** start **

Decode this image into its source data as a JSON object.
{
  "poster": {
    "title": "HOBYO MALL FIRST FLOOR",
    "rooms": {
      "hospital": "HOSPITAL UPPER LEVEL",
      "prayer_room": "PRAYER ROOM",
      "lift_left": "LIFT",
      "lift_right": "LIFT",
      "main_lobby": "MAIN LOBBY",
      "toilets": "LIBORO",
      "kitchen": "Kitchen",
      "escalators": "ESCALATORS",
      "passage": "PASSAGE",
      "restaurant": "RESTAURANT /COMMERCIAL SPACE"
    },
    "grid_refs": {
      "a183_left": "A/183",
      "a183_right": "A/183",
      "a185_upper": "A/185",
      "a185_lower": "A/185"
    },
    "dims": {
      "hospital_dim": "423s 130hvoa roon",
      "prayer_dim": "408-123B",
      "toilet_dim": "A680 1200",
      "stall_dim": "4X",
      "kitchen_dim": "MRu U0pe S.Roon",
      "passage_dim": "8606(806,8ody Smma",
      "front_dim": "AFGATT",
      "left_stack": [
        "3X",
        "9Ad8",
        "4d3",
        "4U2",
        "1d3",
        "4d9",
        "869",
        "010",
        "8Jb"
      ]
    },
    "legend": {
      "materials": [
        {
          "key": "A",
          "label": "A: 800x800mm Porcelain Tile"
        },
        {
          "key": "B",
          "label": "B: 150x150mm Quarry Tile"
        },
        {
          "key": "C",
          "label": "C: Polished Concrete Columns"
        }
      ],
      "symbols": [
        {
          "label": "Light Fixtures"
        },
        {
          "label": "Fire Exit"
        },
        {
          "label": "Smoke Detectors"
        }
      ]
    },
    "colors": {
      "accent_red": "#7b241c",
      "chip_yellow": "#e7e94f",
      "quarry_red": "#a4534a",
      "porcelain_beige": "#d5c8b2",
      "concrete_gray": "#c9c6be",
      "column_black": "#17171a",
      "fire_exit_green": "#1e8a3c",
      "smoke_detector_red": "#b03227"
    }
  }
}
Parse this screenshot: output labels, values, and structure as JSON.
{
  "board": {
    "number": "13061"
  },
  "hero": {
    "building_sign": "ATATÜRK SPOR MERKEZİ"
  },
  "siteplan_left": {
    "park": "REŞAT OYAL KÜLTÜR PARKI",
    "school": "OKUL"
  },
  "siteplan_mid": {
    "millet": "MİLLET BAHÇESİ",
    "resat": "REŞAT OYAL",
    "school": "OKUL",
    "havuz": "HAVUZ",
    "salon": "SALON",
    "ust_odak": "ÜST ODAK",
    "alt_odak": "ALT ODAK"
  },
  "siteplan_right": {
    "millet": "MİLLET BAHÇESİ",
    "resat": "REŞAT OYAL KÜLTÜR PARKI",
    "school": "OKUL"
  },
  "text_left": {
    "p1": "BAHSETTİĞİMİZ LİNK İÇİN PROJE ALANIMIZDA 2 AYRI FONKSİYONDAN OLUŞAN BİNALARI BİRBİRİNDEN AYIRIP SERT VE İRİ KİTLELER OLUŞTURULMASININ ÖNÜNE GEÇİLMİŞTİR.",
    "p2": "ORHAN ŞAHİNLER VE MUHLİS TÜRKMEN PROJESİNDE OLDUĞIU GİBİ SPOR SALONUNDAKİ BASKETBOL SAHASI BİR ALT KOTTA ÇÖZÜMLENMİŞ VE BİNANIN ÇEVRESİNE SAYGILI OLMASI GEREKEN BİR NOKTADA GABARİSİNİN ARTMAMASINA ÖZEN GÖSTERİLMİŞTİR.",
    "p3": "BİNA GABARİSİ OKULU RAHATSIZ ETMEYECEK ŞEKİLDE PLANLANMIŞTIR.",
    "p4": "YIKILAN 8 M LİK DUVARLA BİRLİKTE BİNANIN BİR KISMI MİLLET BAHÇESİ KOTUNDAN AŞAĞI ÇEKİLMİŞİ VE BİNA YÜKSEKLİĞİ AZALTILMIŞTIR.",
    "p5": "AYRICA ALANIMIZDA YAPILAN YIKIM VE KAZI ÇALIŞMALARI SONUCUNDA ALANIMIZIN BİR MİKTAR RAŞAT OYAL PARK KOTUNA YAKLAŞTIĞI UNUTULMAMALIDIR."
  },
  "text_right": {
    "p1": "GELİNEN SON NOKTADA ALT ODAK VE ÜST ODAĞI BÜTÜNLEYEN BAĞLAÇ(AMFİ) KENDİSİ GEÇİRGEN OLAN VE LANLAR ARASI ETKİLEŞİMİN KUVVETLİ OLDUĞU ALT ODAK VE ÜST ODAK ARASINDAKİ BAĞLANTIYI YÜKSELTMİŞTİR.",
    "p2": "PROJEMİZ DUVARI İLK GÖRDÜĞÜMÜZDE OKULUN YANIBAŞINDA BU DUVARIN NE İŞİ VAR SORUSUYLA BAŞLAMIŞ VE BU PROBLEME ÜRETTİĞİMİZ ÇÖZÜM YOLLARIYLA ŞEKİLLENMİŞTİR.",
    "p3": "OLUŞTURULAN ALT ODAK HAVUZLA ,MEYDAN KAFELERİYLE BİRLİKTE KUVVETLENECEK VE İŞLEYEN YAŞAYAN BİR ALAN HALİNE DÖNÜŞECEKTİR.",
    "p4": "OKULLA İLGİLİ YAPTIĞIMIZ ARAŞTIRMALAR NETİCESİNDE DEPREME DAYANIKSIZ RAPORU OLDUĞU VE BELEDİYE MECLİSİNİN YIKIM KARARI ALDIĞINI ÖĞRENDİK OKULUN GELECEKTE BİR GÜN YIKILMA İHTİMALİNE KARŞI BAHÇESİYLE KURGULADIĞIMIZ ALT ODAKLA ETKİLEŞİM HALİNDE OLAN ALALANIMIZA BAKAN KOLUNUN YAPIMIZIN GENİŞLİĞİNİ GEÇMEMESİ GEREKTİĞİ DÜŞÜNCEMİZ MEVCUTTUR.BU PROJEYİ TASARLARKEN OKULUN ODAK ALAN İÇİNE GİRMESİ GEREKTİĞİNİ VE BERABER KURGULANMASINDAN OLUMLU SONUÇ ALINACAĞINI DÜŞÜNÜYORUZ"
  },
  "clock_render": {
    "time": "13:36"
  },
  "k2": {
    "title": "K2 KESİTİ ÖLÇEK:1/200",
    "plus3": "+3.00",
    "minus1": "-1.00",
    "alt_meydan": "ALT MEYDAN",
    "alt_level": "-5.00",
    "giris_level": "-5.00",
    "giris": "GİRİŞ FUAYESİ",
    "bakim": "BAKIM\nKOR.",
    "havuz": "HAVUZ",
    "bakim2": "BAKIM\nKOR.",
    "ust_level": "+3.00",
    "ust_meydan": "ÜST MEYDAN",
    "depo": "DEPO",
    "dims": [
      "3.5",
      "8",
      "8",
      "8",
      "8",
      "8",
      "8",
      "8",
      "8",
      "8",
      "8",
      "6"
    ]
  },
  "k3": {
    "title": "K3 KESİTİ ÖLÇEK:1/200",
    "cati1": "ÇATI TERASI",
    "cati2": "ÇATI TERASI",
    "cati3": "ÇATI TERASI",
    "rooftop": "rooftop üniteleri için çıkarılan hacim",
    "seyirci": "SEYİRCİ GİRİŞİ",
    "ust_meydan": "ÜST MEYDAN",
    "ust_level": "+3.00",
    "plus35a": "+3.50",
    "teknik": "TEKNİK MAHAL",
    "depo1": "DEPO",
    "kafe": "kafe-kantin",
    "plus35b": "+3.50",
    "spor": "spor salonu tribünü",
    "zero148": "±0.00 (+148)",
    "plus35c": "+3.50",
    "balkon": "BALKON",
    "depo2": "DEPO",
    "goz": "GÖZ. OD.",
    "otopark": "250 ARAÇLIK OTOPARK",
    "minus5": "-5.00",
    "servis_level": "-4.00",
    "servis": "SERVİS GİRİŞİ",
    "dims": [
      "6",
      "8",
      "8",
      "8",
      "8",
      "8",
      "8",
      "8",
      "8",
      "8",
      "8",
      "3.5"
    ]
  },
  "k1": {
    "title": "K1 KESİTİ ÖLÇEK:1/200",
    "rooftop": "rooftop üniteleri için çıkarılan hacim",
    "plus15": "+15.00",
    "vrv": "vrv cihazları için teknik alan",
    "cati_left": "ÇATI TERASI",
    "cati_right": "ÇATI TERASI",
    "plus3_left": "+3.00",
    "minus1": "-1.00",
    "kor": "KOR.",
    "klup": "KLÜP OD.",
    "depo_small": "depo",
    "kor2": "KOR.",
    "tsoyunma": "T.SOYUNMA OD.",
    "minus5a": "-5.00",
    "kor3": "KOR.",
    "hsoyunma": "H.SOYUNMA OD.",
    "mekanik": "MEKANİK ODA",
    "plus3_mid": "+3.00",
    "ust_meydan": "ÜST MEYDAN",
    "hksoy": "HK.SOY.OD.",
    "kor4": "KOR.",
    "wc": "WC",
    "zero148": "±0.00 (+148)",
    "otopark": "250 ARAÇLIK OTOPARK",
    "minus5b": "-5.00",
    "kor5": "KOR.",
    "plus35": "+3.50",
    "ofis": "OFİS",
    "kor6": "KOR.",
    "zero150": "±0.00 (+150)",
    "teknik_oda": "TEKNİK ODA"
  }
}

** end **

Given exercise = Which lines above contain the word "JSON"? Copy each of them.

Full answer =
Decode this image into its source data as a JSON object.
Parse this screenshot: output labels, values, and structure as JSON.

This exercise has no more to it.